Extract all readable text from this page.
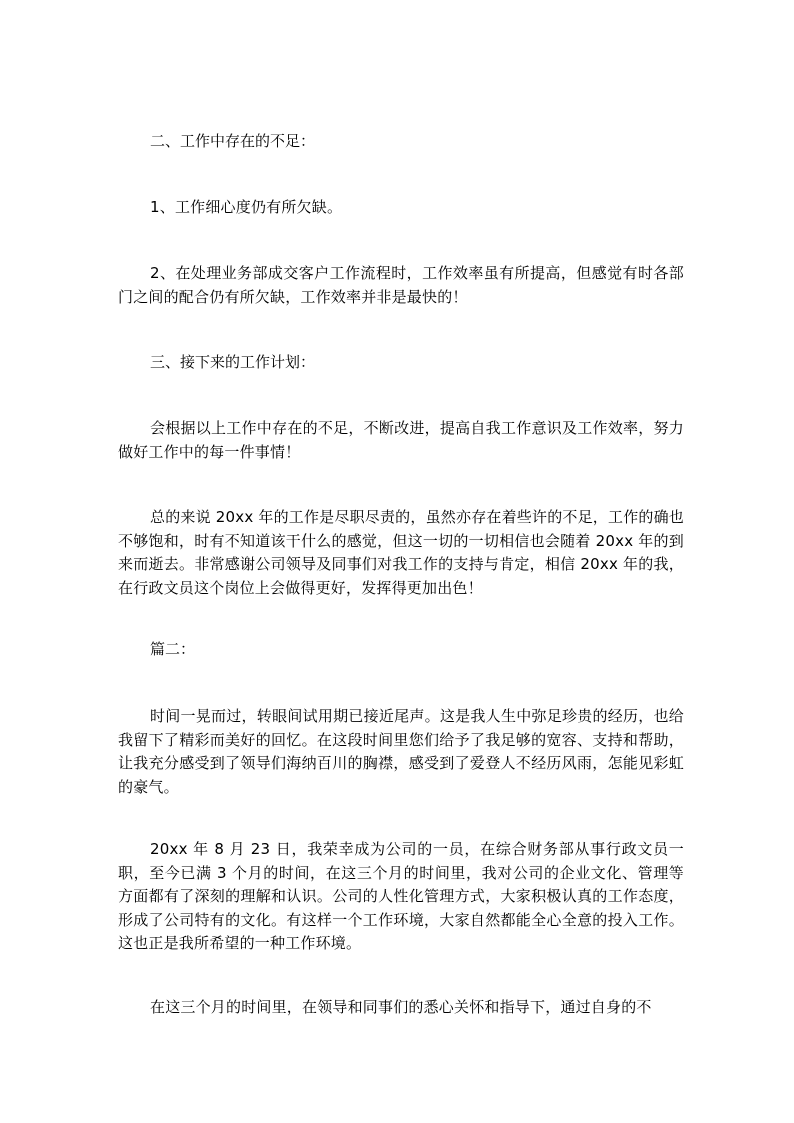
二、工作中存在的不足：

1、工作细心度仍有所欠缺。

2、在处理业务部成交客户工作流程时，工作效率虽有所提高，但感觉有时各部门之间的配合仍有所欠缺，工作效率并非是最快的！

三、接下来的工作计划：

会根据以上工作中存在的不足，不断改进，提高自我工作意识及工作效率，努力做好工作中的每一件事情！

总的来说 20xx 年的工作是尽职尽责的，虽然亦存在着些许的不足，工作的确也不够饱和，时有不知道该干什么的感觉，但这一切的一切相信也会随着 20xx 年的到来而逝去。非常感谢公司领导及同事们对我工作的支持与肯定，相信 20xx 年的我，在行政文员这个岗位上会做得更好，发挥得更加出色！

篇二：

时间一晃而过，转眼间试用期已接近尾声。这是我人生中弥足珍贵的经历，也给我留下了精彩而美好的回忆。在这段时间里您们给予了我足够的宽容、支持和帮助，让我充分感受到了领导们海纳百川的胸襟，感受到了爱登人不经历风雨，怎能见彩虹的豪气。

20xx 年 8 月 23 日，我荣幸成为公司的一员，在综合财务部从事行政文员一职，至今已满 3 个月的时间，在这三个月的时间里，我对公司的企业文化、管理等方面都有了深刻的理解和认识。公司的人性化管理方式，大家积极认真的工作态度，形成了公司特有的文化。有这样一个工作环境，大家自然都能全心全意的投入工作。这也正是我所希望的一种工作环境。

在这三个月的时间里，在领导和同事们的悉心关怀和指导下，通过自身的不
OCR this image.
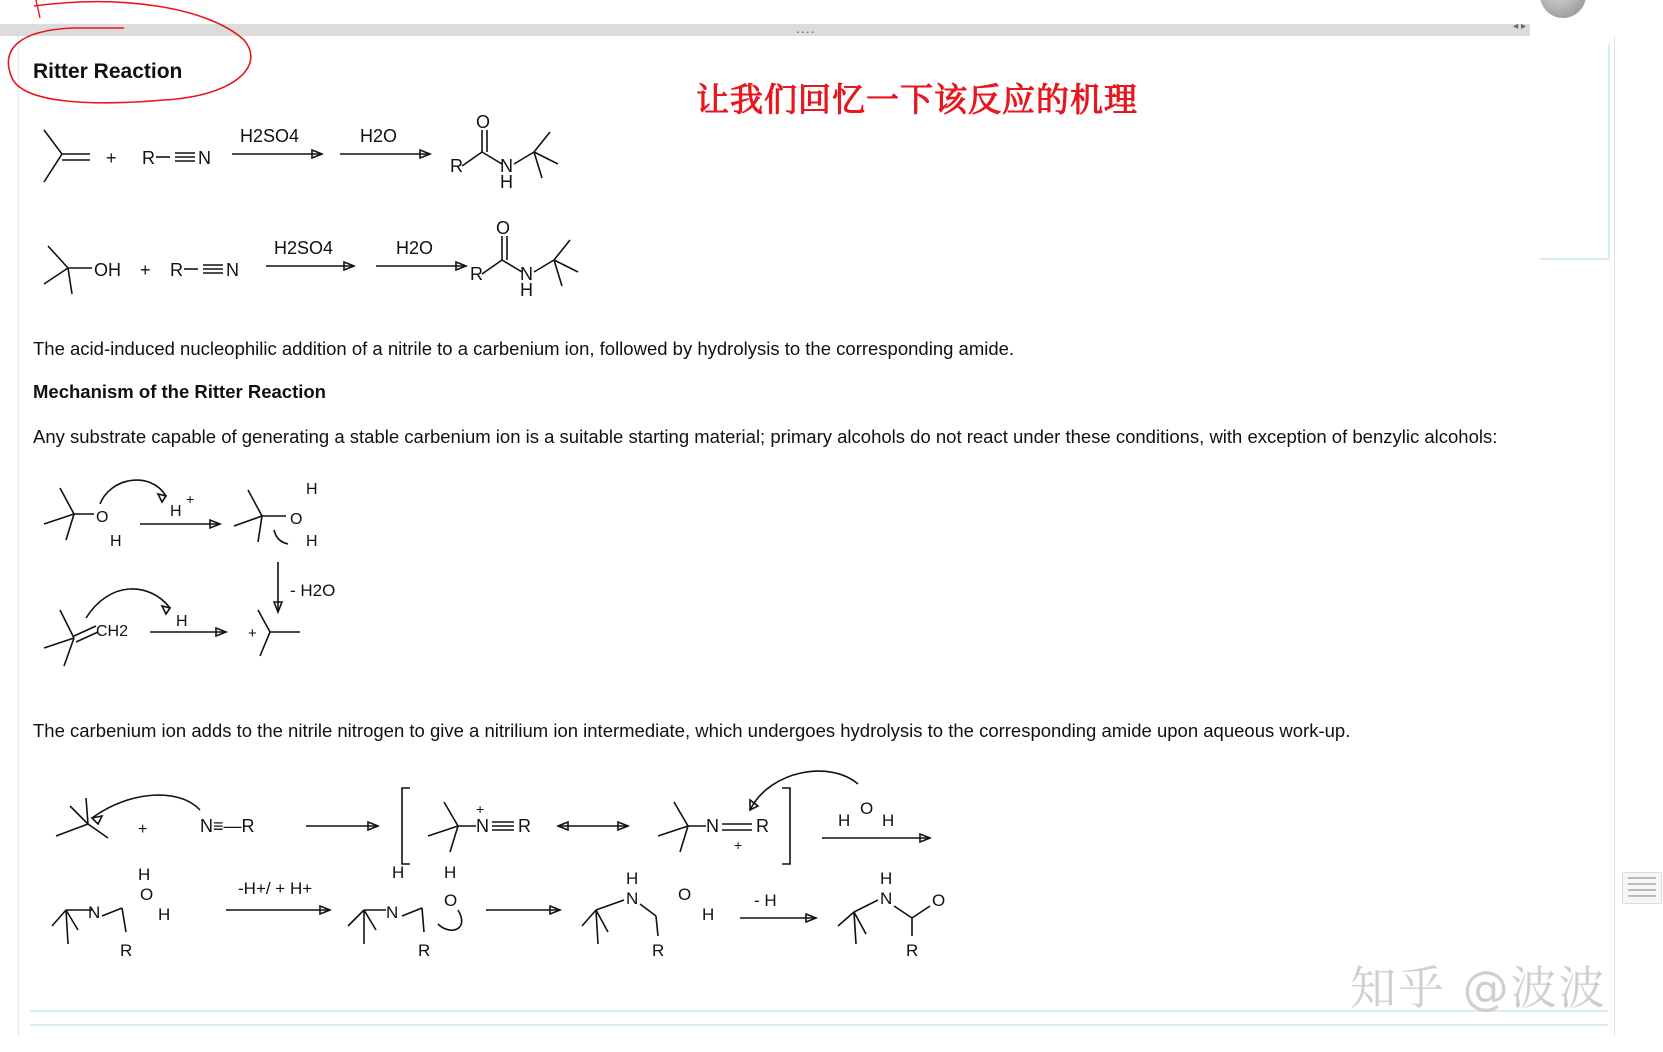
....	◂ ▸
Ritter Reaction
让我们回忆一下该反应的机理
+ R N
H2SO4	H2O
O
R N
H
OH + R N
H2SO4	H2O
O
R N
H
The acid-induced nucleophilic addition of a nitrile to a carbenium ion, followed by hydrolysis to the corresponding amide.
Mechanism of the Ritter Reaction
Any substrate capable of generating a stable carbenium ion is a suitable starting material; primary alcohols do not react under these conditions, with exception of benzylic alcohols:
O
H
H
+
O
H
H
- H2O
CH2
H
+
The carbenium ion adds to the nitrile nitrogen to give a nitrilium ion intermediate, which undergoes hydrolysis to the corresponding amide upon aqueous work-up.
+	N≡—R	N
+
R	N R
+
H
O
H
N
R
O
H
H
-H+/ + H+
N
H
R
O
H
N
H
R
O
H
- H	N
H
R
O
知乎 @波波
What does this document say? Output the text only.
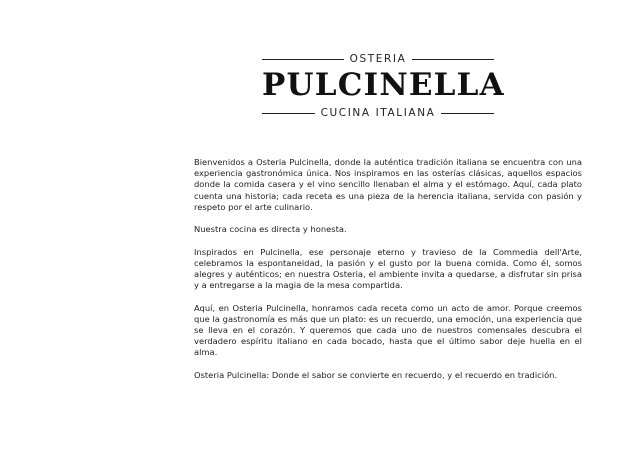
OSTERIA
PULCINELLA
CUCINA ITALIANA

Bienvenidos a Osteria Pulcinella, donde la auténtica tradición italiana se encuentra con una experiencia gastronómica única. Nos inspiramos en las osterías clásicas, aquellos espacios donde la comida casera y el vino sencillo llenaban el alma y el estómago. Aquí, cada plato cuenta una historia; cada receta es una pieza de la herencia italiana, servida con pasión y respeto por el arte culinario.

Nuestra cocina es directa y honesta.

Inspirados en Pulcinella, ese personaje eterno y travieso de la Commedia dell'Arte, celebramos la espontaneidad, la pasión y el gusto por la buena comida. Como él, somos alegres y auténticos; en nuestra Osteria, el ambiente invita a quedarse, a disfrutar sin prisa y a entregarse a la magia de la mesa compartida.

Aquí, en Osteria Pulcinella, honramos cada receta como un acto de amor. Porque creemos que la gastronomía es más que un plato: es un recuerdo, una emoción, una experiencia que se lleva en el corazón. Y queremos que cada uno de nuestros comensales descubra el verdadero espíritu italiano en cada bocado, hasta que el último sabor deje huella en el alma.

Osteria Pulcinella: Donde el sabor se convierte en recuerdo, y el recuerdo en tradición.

########################################

AIM OF THE EXERCISE — From the records given above, copy all lines containing "在这三个月的时间里".

CORRECT ANSWER —
20xx 年 8 月 23 日，我荣幸成为公司的一员，在综合财务部从事行政文员一职，至今已满 3 个月的时间，在这三个月的时间里，我对公司的企业文化、管理等方面都有了深刻的理解和认识。公司的人性化管理方式，大家积极认真的工作态度，形成了公司特有的文化。有这样一个工作环境，大家自然都能全心全意的投入工作。这也正是我所希望的一种工作环境。
在这三个月的时间里，在领导和同事们的悉心关怀和指导下，通过自身的不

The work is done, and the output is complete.